Task instructions:
Leaving out the pictures, transcribe all of the records faithfully.

══════════════════════════════

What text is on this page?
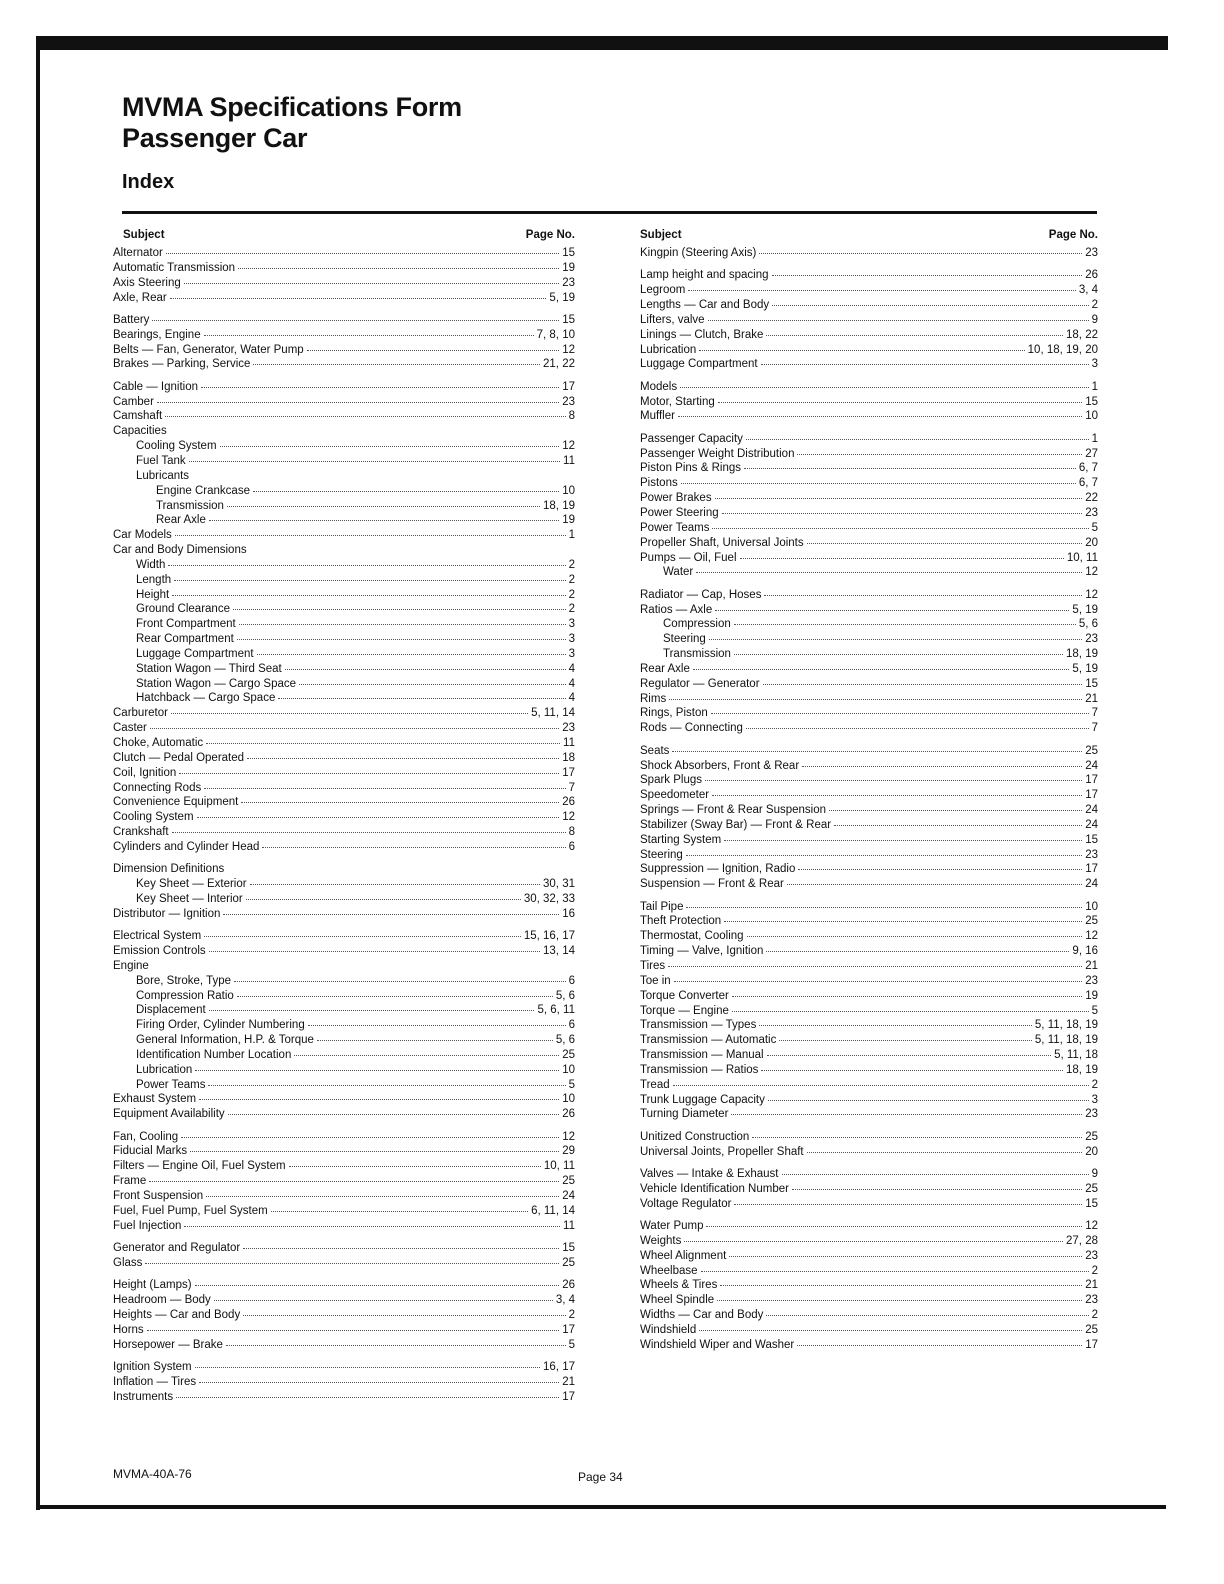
MVMA Specifications Form
Passenger Car
Index
Subject	Page No.
Alternator	15
Automatic Transmission	19
Axis Steering	23
Axle, Rear	5, 19
Battery	15
Bearings, Engine	7, 8, 10
Belts — Fan, Generator, Water Pump	12
Brakes — Parking, Service	21, 22
Cable — Ignition	17
Camber	23
Camshaft	8
Capacities
Cooling System	12
Fuel Tank	11
Lubricants
Engine Crankcase	10
Transmission	18, 19
Rear Axle	19
Car Models	1
Car and Body Dimensions
Width	2
Length	2
Height	2
Ground Clearance	2
Front Compartment	3
Rear Compartment	3
Luggage Compartment	3
Station Wagon — Third Seat	4
Station Wagon — Cargo Space	4
Hatchback — Cargo Space	4
Carburetor	5, 11, 14
Caster	23
Choke, Automatic	11
Clutch — Pedal Operated	18
Coil, Ignition	17
Connecting Rods	7
Convenience Equipment	26
Cooling System	12
Crankshaft	8
Cylinders and Cylinder Head	6
Dimension Definitions
Key Sheet — Exterior	30, 31
Key Sheet — Interior	30, 32, 33
Distributor — Ignition	16
Electrical System	15, 16, 17
Emission Controls	13, 14
Engine
Bore, Stroke, Type	6
Compression Ratio	5, 6
Displacement	5, 6, 11
Firing Order, Cylinder Numbering	6
General Information, H.P. & Torque	5, 6
Identification Number Location	25
Lubrication	10
Power Teams	5
Exhaust System	10
Equipment Availability	26
Fan, Cooling	12
Fiducial Marks	29
Filters — Engine Oil, Fuel System	10, 11
Frame	25
Front Suspension	24
Fuel, Fuel Pump, Fuel System	6, 11, 14
Fuel Injection	11
Generator and Regulator	15
Glass	25
Height (Lamps)	26
Headroom — Body	3, 4
Heights — Car and Body	2
Horns	17
Horsepower — Brake	5
Ignition System	16, 17
Inflation — Tires	21
Instruments	17
Subject	Page No.
Kingpin (Steering Axis)	23
Lamp height and spacing	26
Legroom	3, 4
Lengths — Car and Body	2
Lifters, valve	9
Linings — Clutch, Brake	18, 22
Lubrication	10, 18, 19, 20
Luggage Compartment	3
Models	1
Motor, Starting	15
Muffler	10
Passenger Capacity	1
Passenger Weight Distribution	27
Piston Pins & Rings	6, 7
Pistons	6, 7
Power Brakes	22
Power Steering	23
Power Teams	5
Propeller Shaft, Universal Joints	20
Pumps — Oil, Fuel	10, 11
Water	12
Radiator — Cap, Hoses	12
Ratios — Axle	5, 19
Compression	5, 6
Steering	23
Transmission	18, 19
Rear Axle	5, 19
Regulator — Generator	15
Rims	21
Rings, Piston	7
Rods — Connecting	7
Seats	25
Shock Absorbers, Front & Rear	24
Spark Plugs	17
Speedometer	17
Springs — Front & Rear Suspension	24
Stabilizer (Sway Bar) — Front & Rear	24
Starting System	15
Steering	23
Suppression — Ignition, Radio	17
Suspension — Front & Rear	24
Tail Pipe	10
Theft Protection	25
Thermostat, Cooling	12
Timing — Valve, Ignition	9, 16
Tires	21
Toe in	23
Torque Converter	19
Torque — Engine	5
Transmission — Types	5, 11, 18, 19
Transmission — Automatic	5, 11, 18, 19
Transmission — Manual	5, 11, 18
Transmission — Ratios	18, 19
Tread	2
Trunk Luggage Capacity	3
Turning Diameter	23
Unitized Construction	25
Universal Joints, Propeller Shaft	20
Valves — Intake & Exhaust	9
Vehicle Identification Number	25
Voltage Regulator	15
Water Pump	12
Weights	27, 28
Wheel Alignment	23
Wheelbase	2
Wheels & Tires	21
Wheel Spindle	23
Widths — Car and Body	2
Windshield	25
Windshield Wiper and Washer	17
MVMA-40A-76	Page 34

══════════════════════════════

Full response:
What text is on this page?
MVMA Specifications Form
Passenger Car
Index
Subject	Page No.
Alternator	15
Automatic Transmission	19
Axis Steering	23
Axle, Rear	5, 19
Battery	15
Bearings, Engine	7, 8, 10
Belts — Fan, Generator, Water Pump	12
Brakes — Parking, Service	21, 22
Cable — Ignition	17
Camber	23
Camshaft	8
Capacities
Cooling System	12
Fuel Tank	11
Lubricants
Engine Crankcase	10
Transmission	18, 19
Rear Axle	19
Car Models	1
Car and Body Dimensions
Width	2
Length	2
Height	2
Ground Clearance	2
Front Compartment	3
Rear Compartment	3
Luggage Compartment	3
Station Wagon — Third Seat	4
Station Wagon — Cargo Space	4
Hatchback — Cargo Space	4
Carburetor	5, 11, 14
Caster	23
Choke, Automatic	11
Clutch — Pedal Operated	18
Coil, Ignition	17
Connecting Rods	7
Convenience Equipment	26
Cooling System	12
Crankshaft	8
Cylinders and Cylinder Head	6
Dimension Definitions
Key Sheet — Exterior	30, 31
Key Sheet — Interior	30, 32, 33
Distributor — Ignition	16
Electrical System	15, 16, 17
Emission Controls	13, 14
Engine
Bore, Stroke, Type	6
Compression Ratio	5, 6
Displacement	5, 6, 11
Firing Order, Cylinder Numbering	6
General Information, H.P. & Torque	5, 6
Identification Number Location	25
Lubrication	10
Power Teams	5
Exhaust System	10
Equipment Availability	26
Fan, Cooling	12
Fiducial Marks	29
Filters — Engine Oil, Fuel System	10, 11
Frame	25
Front Suspension	24
Fuel, Fuel Pump, Fuel System	6, 11, 14
Fuel Injection	11
Generator and Regulator	15
Glass	25
Height (Lamps)	26
Headroom — Body	3, 4
Heights — Car and Body	2
Horns	17
Horsepower — Brake	5
Ignition System	16, 17
Inflation — Tires	21
Instruments	17
Subject	Page No.
Kingpin (Steering Axis)	23
Lamp height and spacing	26
Legroom	3, 4
Lengths — Car and Body	2
Lifters, valve	9
Linings — Clutch, Brake	18, 22
Lubrication	10, 18, 19, 20
Luggage Compartment	3
Models	1
Motor, Starting	15
Muffler	10
Passenger Capacity	1
Passenger Weight Distribution	27
Piston Pins & Rings	6, 7
Pistons	6, 7
Power Brakes	22
Power Steering	23
Power Teams	5
Propeller Shaft, Universal Joints	20
Pumps — Oil, Fuel	10, 11
Water	12
Radiator — Cap, Hoses	12
Ratios — Axle	5, 19
Compression	5, 6
Steering	23
Transmission	18, 19
Rear Axle	5, 19
Regulator — Generator	15
Rims	21
Rings, Piston	7
Rods — Connecting	7
Seats	25
Shock Absorbers, Front & Rear	24
Spark Plugs	17
Speedometer	17
Springs — Front & Rear Suspension	24
Stabilizer (Sway Bar) — Front & Rear	24
Starting System	15
Steering	23
Suppression — Ignition, Radio	17
Suspension — Front & Rear	24
Tail Pipe	10
Theft Protection	25
Thermostat, Cooling	12
Timing — Valve, Ignition	9, 16
Tires	21
Toe in	23
Torque Converter	19
Torque — Engine	5
Transmission — Types	5, 11, 18, 19
Transmission — Automatic	5, 11, 18, 19
Transmission — Manual	5, 11, 18
Transmission — Ratios	18, 19
Tread	2
Trunk Luggage Capacity	3
Turning Diameter	23
Unitized Construction	25
Universal Joints, Propeller Shaft	20
Valves — Intake & Exhaust	9
Vehicle Identification Number	25
Voltage Regulator	15
Water Pump	12
Weights	27, 28
Wheel Alignment	23
Wheelbase	2
Wheels & Tires	21
Wheel Spindle	23
Widths — Car and Body	2
Windshield	25
Windshield Wiper and Washer	17
MVMA-40A-76	Page 34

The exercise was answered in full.